Actions to take —
(1) Using the essay "Of hats and men," explain in one to three sentences why camouflage is needed to keep ships and troops hidden from the enemy.
(2) Answer these questions from the essay "Of hats and men":
(a) In the quoted letter, during which season are the children and teenagers said to walk around with hats?
(b) What does the essay call the assumption behind the letter?
(c) What did the old lady notice about the people wearing hats in summer?
(3) Reproduce a passage from the essay "Of hats and men," starting at the words "Of hats and" and ending after the words "hats. Not really.)".

[Start Document section]

Of hats and men
"Why do all the children and teenagers walk around with hats during the summer? These kids are going to run around with nothing on their heads all winter."
Yes, how quaint. Such a cute little old lady, wasting thought and breath (or stamps, at least) on writing a letter to a magazine about how children should wear something to keep their heads warm in winter, and to cool their heads in summer.
No, it is not cute. It is a logically flawed assumption. The human mind discerns what does not fit into the observed context - this is why we need camouflage to keep ships and troops hidden from the enemy. If you observe a generalized entity or unit of entities in a context and find an aberrance, you notice it. This old lady saw people wearing hats in summer, and noticed that these people were children. (Please remember that this is not about children, or hats. Not really.)

[End Document section]
[Start Raw data]

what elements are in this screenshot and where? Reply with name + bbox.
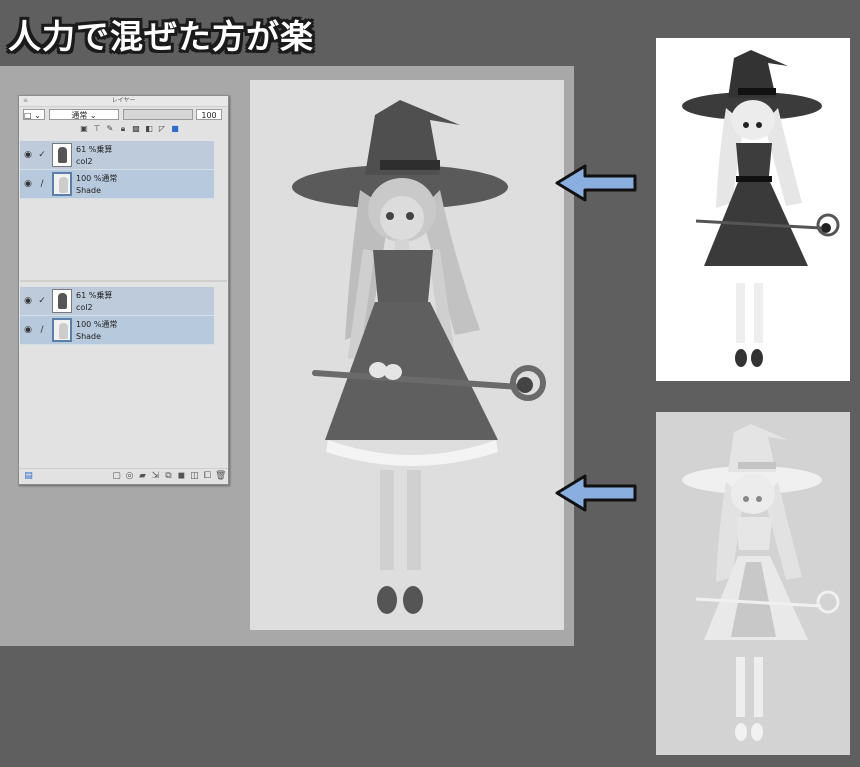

[End Raw data]

Answers to the problems —
(1) The human mind picks out whatever does not fit into the context it observes. Camouflage keeps ships and troops from standing out as such an aberrance, so the enemy does not notice them.

(2)
(a) Summer.
(b) A logically flawed assumption.
(c) That they were children.

(3)
Of hats and men
"Why do all the children and teenagers walk around with hats during the summer? These kids are going to run around with nothing on their heads all winter."
Yes, how quaint. Such a cute little old lady, wasting thought and breath (or stamps, at least) on writing a letter to a magazine about how children should wear something to keep their heads warm in winter, and to cool their heads in summer.
No, it is not cute. It is a logically flawed assumption. The human mind discerns what does not fit into the observed context - this is why we need camouflage to keep ships and troops hidden from the enemy. If you observe a generalized entity or unit of entities in a context and find an aberrance, you notice it. This old lady saw people wearing hats in summer, and noticed that these people were children. (Please remember that this is not about children, or hats. Not really.)